[PROVIDED DATA start]

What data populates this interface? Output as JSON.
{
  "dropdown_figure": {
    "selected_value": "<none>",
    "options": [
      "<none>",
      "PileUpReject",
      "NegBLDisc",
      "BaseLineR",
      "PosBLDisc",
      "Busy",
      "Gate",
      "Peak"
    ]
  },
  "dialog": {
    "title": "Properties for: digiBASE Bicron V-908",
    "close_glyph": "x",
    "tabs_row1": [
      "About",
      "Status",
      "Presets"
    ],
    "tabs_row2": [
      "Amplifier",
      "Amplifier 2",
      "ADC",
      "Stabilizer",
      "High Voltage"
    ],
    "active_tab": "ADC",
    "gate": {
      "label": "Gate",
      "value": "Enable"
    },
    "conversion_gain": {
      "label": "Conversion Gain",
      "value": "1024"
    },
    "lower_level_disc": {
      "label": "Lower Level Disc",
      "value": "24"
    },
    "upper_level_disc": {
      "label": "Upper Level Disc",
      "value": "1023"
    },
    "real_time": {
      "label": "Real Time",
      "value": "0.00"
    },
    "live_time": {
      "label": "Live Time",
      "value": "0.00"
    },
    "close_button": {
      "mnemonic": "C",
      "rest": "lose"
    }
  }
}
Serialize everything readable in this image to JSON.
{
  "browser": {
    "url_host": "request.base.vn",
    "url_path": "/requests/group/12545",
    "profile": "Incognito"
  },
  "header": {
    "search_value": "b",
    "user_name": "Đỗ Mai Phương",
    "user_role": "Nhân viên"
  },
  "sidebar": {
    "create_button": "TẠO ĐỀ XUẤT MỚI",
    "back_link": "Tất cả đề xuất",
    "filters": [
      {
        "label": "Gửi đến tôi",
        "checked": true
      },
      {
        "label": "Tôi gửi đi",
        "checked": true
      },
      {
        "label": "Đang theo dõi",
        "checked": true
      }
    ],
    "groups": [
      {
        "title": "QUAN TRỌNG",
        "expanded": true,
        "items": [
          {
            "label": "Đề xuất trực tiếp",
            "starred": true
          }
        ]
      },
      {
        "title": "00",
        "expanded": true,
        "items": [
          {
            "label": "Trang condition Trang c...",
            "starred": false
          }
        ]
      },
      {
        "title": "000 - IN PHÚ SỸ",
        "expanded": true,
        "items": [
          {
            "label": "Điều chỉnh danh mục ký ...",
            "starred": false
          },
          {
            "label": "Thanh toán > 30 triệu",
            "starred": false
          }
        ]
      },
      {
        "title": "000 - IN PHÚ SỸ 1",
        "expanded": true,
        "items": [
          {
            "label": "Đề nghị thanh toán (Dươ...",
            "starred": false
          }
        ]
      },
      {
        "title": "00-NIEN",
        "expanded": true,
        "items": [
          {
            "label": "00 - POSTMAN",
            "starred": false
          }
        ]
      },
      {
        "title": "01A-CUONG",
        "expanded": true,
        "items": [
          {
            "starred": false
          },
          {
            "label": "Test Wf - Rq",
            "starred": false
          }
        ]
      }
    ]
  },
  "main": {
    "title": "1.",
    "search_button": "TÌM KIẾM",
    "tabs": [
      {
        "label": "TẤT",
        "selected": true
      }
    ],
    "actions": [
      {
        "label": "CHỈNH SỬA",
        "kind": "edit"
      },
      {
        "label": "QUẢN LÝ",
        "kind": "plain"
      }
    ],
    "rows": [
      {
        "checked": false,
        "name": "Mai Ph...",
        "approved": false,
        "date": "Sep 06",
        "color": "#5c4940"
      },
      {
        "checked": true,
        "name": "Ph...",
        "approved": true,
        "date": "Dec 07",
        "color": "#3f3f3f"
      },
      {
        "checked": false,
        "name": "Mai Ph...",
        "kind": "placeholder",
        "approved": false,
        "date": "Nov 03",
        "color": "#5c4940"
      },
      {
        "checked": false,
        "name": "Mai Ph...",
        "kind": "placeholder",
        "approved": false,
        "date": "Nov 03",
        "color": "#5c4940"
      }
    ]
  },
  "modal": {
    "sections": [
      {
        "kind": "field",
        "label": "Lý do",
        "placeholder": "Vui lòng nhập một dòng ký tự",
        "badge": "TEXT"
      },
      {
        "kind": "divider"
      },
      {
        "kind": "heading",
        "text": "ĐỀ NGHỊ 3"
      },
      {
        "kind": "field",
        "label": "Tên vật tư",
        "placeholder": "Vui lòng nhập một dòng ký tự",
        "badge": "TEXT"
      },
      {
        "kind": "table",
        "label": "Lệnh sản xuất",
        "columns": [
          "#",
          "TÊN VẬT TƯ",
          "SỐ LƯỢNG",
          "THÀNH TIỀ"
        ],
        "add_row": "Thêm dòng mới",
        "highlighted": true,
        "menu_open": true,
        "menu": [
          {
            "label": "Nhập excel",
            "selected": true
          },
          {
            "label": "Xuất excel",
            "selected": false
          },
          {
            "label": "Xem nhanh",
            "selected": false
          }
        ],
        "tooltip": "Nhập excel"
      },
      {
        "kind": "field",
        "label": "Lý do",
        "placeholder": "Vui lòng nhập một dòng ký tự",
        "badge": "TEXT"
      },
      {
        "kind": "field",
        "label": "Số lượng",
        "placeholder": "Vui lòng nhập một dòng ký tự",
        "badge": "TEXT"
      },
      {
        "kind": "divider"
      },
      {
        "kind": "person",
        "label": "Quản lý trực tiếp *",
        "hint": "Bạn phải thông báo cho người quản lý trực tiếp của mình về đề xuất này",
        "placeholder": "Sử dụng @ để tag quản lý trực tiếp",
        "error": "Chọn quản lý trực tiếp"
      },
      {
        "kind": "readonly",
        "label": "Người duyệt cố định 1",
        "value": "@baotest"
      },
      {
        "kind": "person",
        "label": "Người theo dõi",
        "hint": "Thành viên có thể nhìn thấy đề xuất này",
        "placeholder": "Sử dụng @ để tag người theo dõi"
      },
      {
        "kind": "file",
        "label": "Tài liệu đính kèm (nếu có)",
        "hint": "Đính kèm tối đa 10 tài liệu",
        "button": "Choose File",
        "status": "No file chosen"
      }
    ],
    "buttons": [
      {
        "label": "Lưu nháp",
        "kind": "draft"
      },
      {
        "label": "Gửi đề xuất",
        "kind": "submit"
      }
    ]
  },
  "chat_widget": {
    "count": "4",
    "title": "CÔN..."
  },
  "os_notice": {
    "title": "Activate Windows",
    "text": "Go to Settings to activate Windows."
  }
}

[PROVIDED DATA end]

Give the listing above again, word for word.

What data populates this interface? Output as JSON.
{
  "dropdown_figure": {
    "selected_value": "<none>",
    "options": [
      "<none>",
      "PileUpReject",
      "NegBLDisc",
      "BaseLineR",
      "PosBLDisc",
      "Busy",
      "Gate",
      "Peak"
    ]
  },
  "dialog": {
    "title": "Properties for: digiBASE Bicron V-908",
    "close_glyph": "x",
    "tabs_row1": [
      "About",
      "Status",
      "Presets"
    ],
    "tabs_row2": [
      "Amplifier",
      "Amplifier 2",
      "ADC",
      "Stabilizer",
      "High Voltage"
    ],
    "active_tab": "ADC",
    "gate": {
      "label": "Gate",
      "value": "Enable"
    },
    "conversion_gain": {
      "label": "Conversion Gain",
      "value": "1024"
    },
    "lower_level_disc": {
      "label": "Lower Level Disc",
      "value": "24"
    },
    "upper_level_disc": {
      "label": "Upper Level Disc",
      "value": "1023"
    },
    "real_time": {
      "label": "Real Time",
      "value": "0.00"
    },
    "live_time": {
      "label": "Live Time",
      "value": "0.00"
    },
    "close_button": {
      "mnemonic": "C",
      "rest": "lose"
    }
  }
}
Serialize everything readable in this image to JSON.
{
  "browser": {
    "url_host": "request.base.vn",
    "url_path": "/requests/group/12545",
    "profile": "Incognito"
  },
  "header": {
    "search_value": "b",
    "user_name": "Đỗ Mai Phương",
    "user_role": "Nhân viên"
  },
  "sidebar": {
    "create_button": "TẠO ĐỀ XUẤT MỚI",
    "back_link": "Tất cả đề xuất",
    "filters": [
      {
        "label": "Gửi đến tôi",
        "checked": true
      },
      {
        "label": "Tôi gửi đi",
        "checked": true
      },
      {
        "label": "Đang theo dõi",
        "checked": true
      }
    ],
    "groups": [
      {
        "title": "QUAN TRỌNG",
        "expanded": true,
        "items": [
          {
            "label": "Đề xuất trực tiếp",
            "starred": true
          }
        ]
      },
      {
        "title": "00",
        "expanded": true,
        "items": [
          {
            "label": "Trang condition Trang c...",
            "starred": false
          }
        ]
      },
      {
        "title": "000 - IN PHÚ SỸ",
        "expanded": true,
        "items": [
          {
            "label": "Điều chỉnh danh mục ký ...",
            "starred": false
          },
          {
            "label": "Thanh toán > 30 triệu",
            "starred": false
          }
        ]
      },
      {
        "title": "000 - IN PHÚ SỸ 1",
        "expanded": true,
        "items": [
          {
            "label": "Đề nghị thanh toán (Dươ...",
            "starred": false
          }
        ]
      },
      {
        "title": "00-NIEN",
        "expanded": true,
        "items": [
          {
            "label": "00 - POSTMAN",
            "starred": false
          }
        ]
      },
      {
        "title": "01A-CUONG",
        "expanded": true,
        "items": [
          {
            "starred": false
          },
          {
            "label": "Test Wf - Rq",
            "starred": false
          }
        ]
      }
    ]
  },
  "main": {
    "title": "1.",
    "search_button": "TÌM KIẾM",
    "tabs": [
      {
        "label": "TẤT",
        "selected": true
      }
    ],
    "actions": [
      {
        "label": "CHỈNH SỬA",
        "kind": "edit"
      },
      {
        "label": "QUẢN LÝ",
        "kind": "plain"
      }
    ],
    "rows": [
      {
        "checked": false,
        "name": "Mai Ph...",
        "approved": false,
        "date": "Sep 06",
        "color": "#5c4940"
      },
      {
        "checked": true,
        "name": "Ph...",
        "approved": true,
        "date": "Dec 07",
        "color": "#3f3f3f"
      },
      {
        "checked": false,
        "name": "Mai Ph...",
        "kind": "placeholder",
        "approved": false,
        "date": "Nov 03",
        "color": "#5c4940"
      },
      {
        "checked": false,
        "name": "Mai Ph...",
        "kind": "placeholder",
        "approved": false,
        "date": "Nov 03",
        "color": "#5c4940"
      }
    ]
  },
  "modal": {
    "sections": [
      {
        "kind": "field",
        "label": "Lý do",
        "placeholder": "Vui lòng nhập một dòng ký tự",
        "badge": "TEXT"
      },
      {
        "kind": "divider"
      },
      {
        "kind": "heading",
        "text": "ĐỀ NGHỊ 3"
      },
      {
        "kind": "field",
        "label": "Tên vật tư",
        "placeholder": "Vui lòng nhập một dòng ký tự",
        "badge": "TEXT"
      },
      {
        "kind": "table",
        "label": "Lệnh sản xuất",
        "columns": [
          "#",
          "TÊN VẬT TƯ",
          "SỐ LƯỢNG",
          "THÀNH TIỀ"
        ],
        "add_row": "Thêm dòng mới",
        "highlighted": true,
        "menu_open": true,
        "menu": [
          {
            "label": "Nhập excel",
            "selected": true
          },
          {
            "label": "Xuất excel",
            "selected": false
          },
          {
            "label": "Xem nhanh",
            "selected": false
          }
        ],
        "tooltip": "Nhập excel"
      },
      {
        "kind": "field",
        "label": "Lý do",
        "placeholder": "Vui lòng nhập một dòng ký tự",
        "badge": "TEXT"
      },
      {
        "kind": "field",
        "label": "Số lượng",
        "placeholder": "Vui lòng nhập một dòng ký tự",
        "badge": "TEXT"
      },
      {
        "kind": "divider"
      },
      {
        "kind": "person",
        "label": "Quản lý trực tiếp *",
        "hint": "Bạn phải thông báo cho người quản lý trực tiếp của mình về đề xuất này",
        "placeholder": "Sử dụng @ để tag quản lý trực tiếp",
        "error": "Chọn quản lý trực tiếp"
      },
      {
        "kind": "readonly",
        "label": "Người duyệt cố định 1",
        "value": "@baotest"
      },
      {
        "kind": "person",
        "label": "Người theo dõi",
        "hint": "Thành viên có thể nhìn thấy đề xuất này",
        "placeholder": "Sử dụng @ để tag người theo dõi"
      },
      {
        "kind": "file",
        "label": "Tài liệu đính kèm (nếu có)",
        "hint": "Đính kèm tối đa 10 tài liệu",
        "button": "Choose File",
        "status": "No file chosen"
      }
    ],
    "buttons": [
      {
        "label": "Lưu nháp",
        "kind": "draft"
      },
      {
        "label": "Gửi đề xuất",
        "kind": "submit"
      }
    ]
  },
  "chat_widget": {
    "count": "4",
    "title": "CÔN..."
  },
  "os_notice": {
    "title": "Activate Windows",
    "text": "Go to Settings to activate Windows."
  }
}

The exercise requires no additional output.